Collection entries:
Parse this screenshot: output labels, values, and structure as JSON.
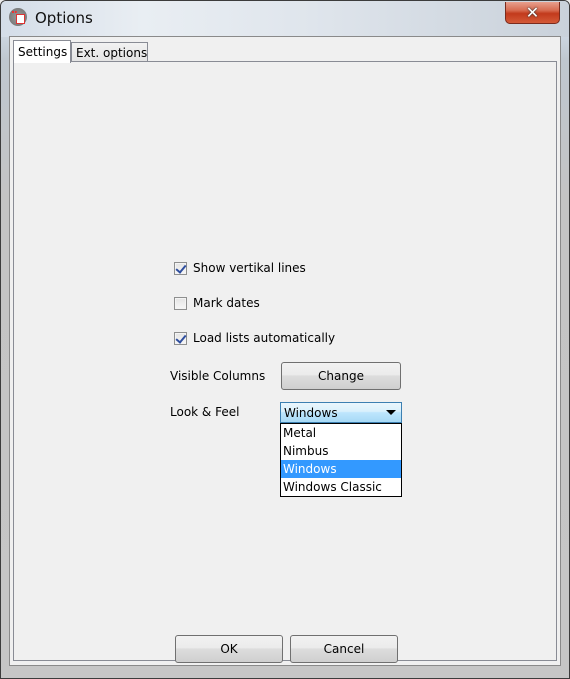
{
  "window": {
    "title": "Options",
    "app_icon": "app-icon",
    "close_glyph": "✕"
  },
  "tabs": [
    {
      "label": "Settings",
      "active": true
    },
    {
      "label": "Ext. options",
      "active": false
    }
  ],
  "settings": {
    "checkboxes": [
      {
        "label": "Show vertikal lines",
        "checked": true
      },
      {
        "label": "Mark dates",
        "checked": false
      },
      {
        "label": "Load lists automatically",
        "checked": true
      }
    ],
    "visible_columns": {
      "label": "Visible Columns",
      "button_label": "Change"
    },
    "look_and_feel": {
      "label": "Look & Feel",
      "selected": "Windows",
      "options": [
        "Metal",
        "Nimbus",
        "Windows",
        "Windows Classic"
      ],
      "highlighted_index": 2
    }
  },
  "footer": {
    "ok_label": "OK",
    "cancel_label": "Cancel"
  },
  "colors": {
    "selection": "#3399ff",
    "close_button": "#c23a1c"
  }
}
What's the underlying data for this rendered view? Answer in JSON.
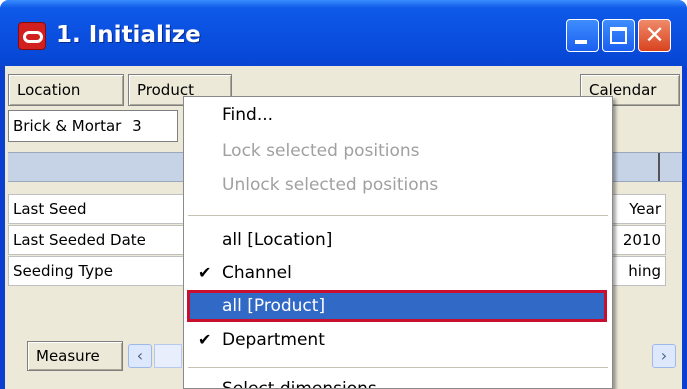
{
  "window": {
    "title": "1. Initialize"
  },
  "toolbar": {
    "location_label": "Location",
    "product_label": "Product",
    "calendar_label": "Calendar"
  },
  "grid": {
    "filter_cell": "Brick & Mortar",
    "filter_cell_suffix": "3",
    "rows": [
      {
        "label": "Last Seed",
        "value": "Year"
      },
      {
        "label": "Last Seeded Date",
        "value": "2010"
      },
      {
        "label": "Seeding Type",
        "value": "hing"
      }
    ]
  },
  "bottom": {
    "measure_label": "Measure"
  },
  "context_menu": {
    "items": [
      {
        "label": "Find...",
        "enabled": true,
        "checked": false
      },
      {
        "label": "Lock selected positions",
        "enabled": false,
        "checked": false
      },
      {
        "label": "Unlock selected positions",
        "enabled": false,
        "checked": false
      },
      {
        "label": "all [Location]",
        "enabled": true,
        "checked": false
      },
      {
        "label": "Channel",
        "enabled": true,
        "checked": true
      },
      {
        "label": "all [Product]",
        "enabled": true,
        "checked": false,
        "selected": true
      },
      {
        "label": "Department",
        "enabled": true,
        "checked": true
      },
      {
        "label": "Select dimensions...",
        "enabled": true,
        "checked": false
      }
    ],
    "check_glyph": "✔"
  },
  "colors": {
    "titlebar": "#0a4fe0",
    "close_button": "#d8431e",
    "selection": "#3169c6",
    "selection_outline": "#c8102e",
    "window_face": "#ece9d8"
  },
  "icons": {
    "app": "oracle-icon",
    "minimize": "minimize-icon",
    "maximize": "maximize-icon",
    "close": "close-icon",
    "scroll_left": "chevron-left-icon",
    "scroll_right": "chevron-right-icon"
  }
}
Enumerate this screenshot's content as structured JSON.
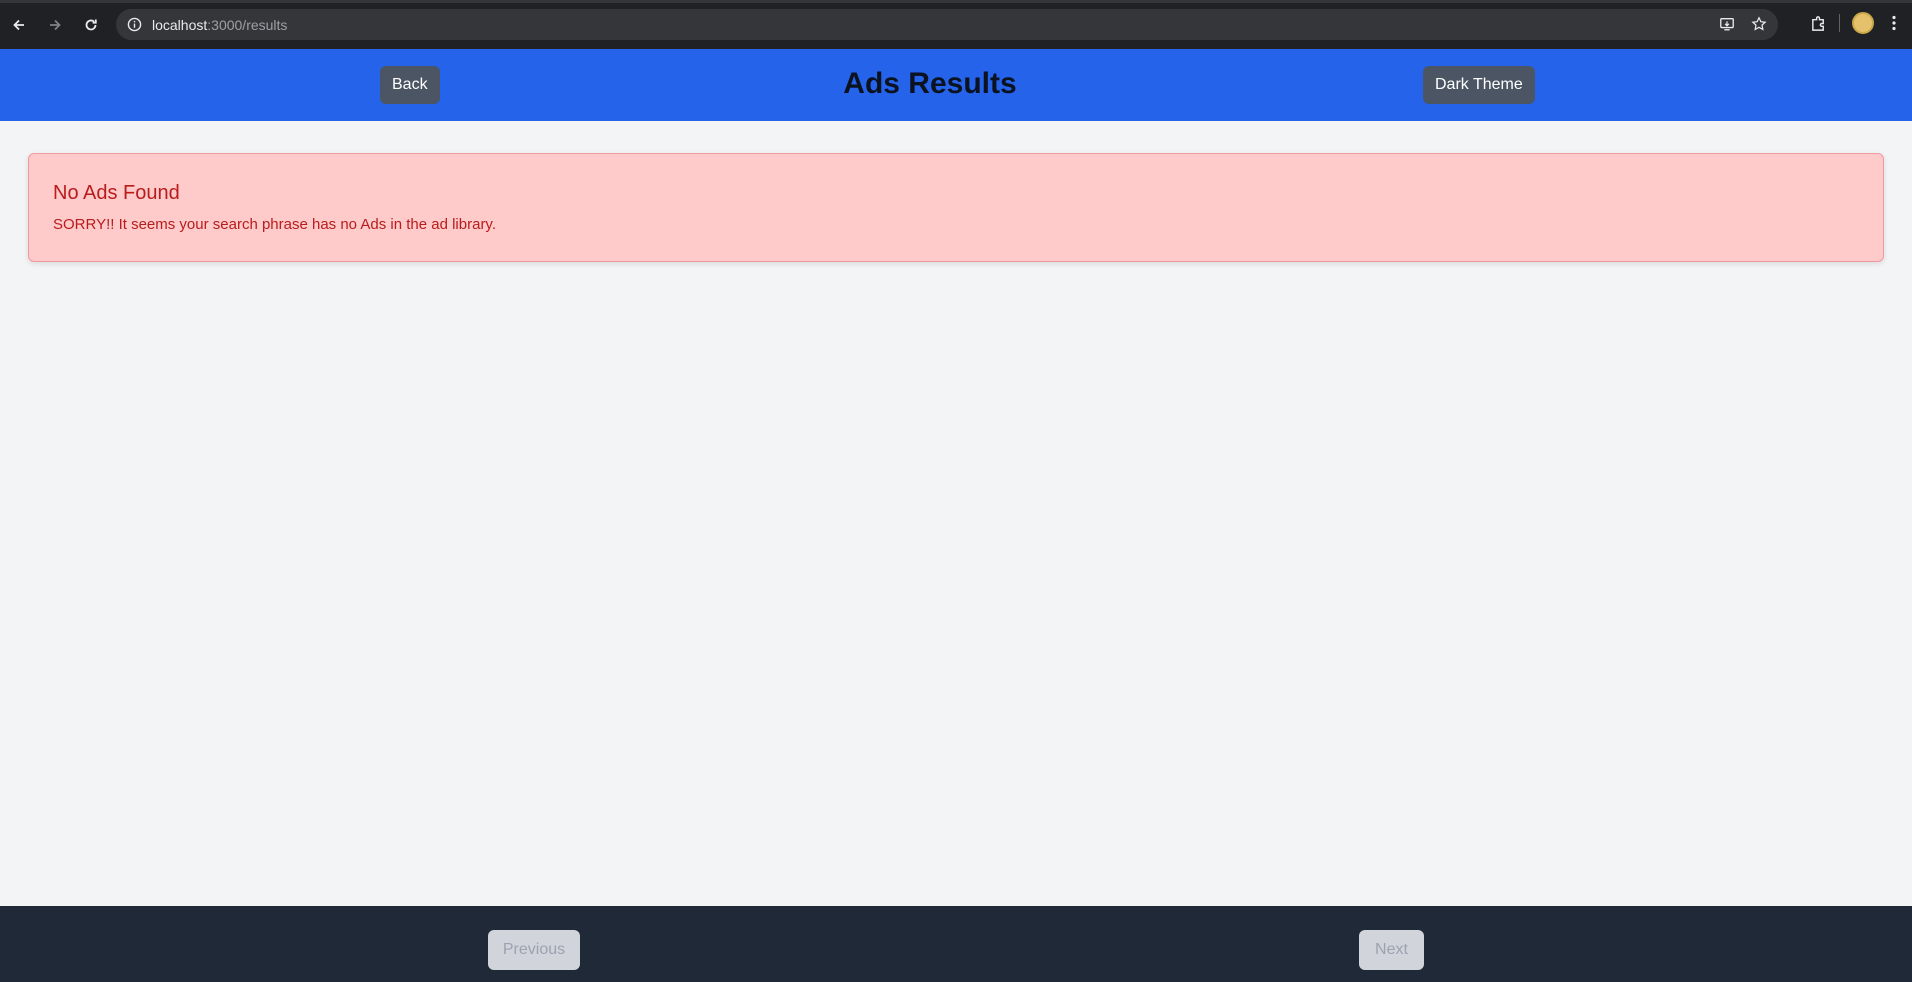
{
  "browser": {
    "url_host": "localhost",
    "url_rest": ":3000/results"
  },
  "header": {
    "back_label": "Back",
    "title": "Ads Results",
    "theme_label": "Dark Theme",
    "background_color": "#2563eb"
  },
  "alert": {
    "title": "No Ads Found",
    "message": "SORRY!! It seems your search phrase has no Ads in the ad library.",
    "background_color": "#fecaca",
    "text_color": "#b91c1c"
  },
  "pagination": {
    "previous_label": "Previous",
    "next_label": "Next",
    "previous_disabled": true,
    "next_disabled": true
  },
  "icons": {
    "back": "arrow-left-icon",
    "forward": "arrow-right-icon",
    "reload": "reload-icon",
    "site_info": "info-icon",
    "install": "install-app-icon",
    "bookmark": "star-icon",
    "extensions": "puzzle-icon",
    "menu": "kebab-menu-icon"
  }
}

● **TASK INSTRUCTIONS**
Give the entries again word for word, but skip the pictures.

● **EXERCISE SOLUTION**
Parse this screenshot: output labels, values, and structure as JSON.
{
  "window": {
    "title": "Options",
    "app_icon": "app-icon",
    "close_glyph": "✕"
  },
  "tabs": [
    {
      "label": "Settings",
      "active": true
    },
    {
      "label": "Ext. options",
      "active": false
    }
  ],
  "settings": {
    "checkboxes": [
      {
        "label": "Show vertikal lines",
        "checked": true
      },
      {
        "label": "Mark dates",
        "checked": false
      },
      {
        "label": "Load lists automatically",
        "checked": true
      }
    ],
    "visible_columns": {
      "label": "Visible Columns",
      "button_label": "Change"
    },
    "look_and_feel": {
      "label": "Look & Feel",
      "selected": "Windows",
      "options": [
        "Metal",
        "Nimbus",
        "Windows",
        "Windows Classic"
      ],
      "highlighted_index": 2
    }
  },
  "footer": {
    "ok_label": "OK",
    "cancel_label": "Cancel"
  },
  "colors": {
    "selection": "#3399ff",
    "close_button": "#c23a1c"
  }
}
What's the underlying data for this rendered view? Answer in JSON.
{
  "window": {
    "title": "1. Initialize"
  },
  "toolbar": {
    "location_label": "Location",
    "product_label": "Product",
    "calendar_label": "Calendar"
  },
  "grid": {
    "filter_cell": "Brick & Mortar",
    "filter_cell_suffix": "3",
    "rows": [
      {
        "label": "Last Seed",
        "value": "Year"
      },
      {
        "label": "Last Seeded Date",
        "value": "2010"
      },
      {
        "label": "Seeding Type",
        "value": "hing"
      }
    ]
  },
  "bottom": {
    "measure_label": "Measure"
  },
  "context_menu": {
    "items": [
      {
        "label": "Find...",
        "enabled": true,
        "checked": false
      },
      {
        "label": "Lock selected positions",
        "enabled": false,
        "checked": false
      },
      {
        "label": "Unlock selected positions",
        "enabled": false,
        "checked": false
      },
      {
        "label": "all [Location]",
        "enabled": true,
        "checked": false
      },
      {
        "label": "Channel",
        "enabled": true,
        "checked": true
      },
      {
        "label": "all [Product]",
        "enabled": true,
        "checked": false,
        "selected": true
      },
      {
        "label": "Department",
        "enabled": true,
        "checked": true
      },
      {
        "label": "Select dimensions...",
        "enabled": true,
        "checked": false
      }
    ],
    "check_glyph": "✔"
  },
  "colors": {
    "titlebar": "#0a4fe0",
    "close_button": "#d8431e",
    "selection": "#3169c6",
    "selection_outline": "#c8102e",
    "window_face": "#ece9d8"
  },
  "icons": {
    "app": "oracle-icon",
    "minimize": "minimize-icon",
    "maximize": "maximize-icon",
    "close": "close-icon",
    "scroll_left": "chevron-left-icon",
    "scroll_right": "chevron-right-icon"
  }
}
Enumerate this screenshot's content as structured JSON.
{
  "browser": {
    "url_host": "localhost",
    "url_rest": ":3000/results"
  },
  "header": {
    "back_label": "Back",
    "title": "Ads Results",
    "theme_label": "Dark Theme",
    "background_color": "#2563eb"
  },
  "alert": {
    "title": "No Ads Found",
    "message": "SORRY!! It seems your search phrase has no Ads in the ad library.",
    "background_color": "#fecaca",
    "text_color": "#b91c1c"
  },
  "pagination": {
    "previous_label": "Previous",
    "next_label": "Next",
    "previous_disabled": true,
    "next_disabled": true
  },
  "icons": {
    "back": "arrow-left-icon",
    "forward": "arrow-right-icon",
    "reload": "reload-icon",
    "site_info": "info-icon",
    "install": "install-app-icon",
    "bookmark": "star-icon",
    "extensions": "puzzle-icon",
    "menu": "kebab-menu-icon"
  }
}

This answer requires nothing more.